§ Written problem:
Leave out the pictures and transcribe everything else exactly.
* START Recorded data *
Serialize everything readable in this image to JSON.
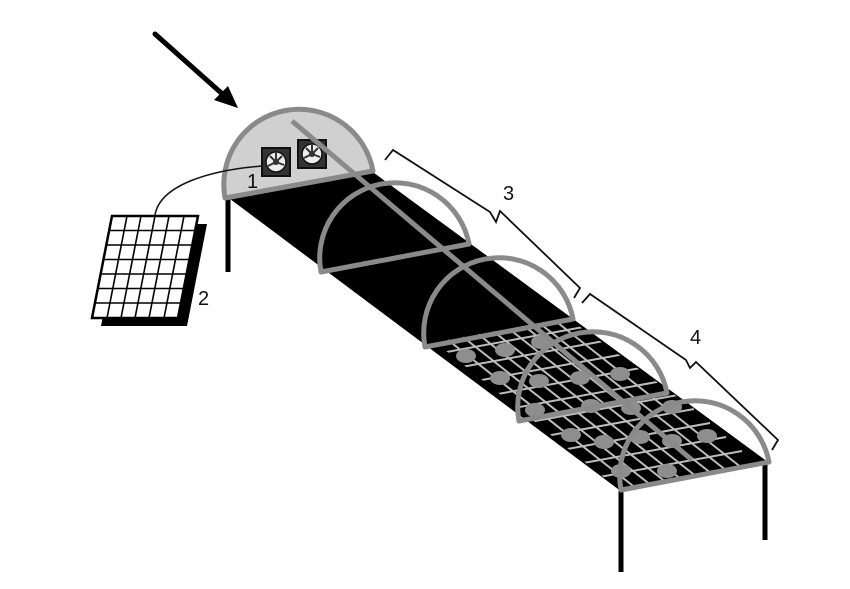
{
  "diagram": {
    "labels": {
      "fans": "1",
      "solar_panel": "2",
      "section_3": "3",
      "section_4": "4"
    },
    "colors": {
      "frame": "#8a8a8a",
      "dome_fill": "#d0d0d0",
      "bed": "#000000",
      "grid": "#bdbdbd",
      "items": "#8e8e8e",
      "legs": "#000000",
      "ink": "#111111"
    },
    "icons": [
      "arrow-icon",
      "fan-icon",
      "solar-panel-icon",
      "bracket-icon"
    ]
  }
}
* END Recorded data *
§ Result of this task:
Serialize everything readable in this image to JSON.
{
  "diagram": {
    "labels": {
      "fans": "1",
      "solar_panel": "2",
      "section_3": "3",
      "section_4": "4"
    },
    "colors": {
      "frame": "#8a8a8a",
      "dome_fill": "#d0d0d0",
      "bed": "#000000",
      "grid": "#bdbdbd",
      "items": "#8e8e8e",
      "legs": "#000000",
      "ink": "#111111"
    },
    "icons": [
      "arrow-icon",
      "fan-icon",
      "solar-panel-icon",
      "bracket-icon"
    ]
  }
}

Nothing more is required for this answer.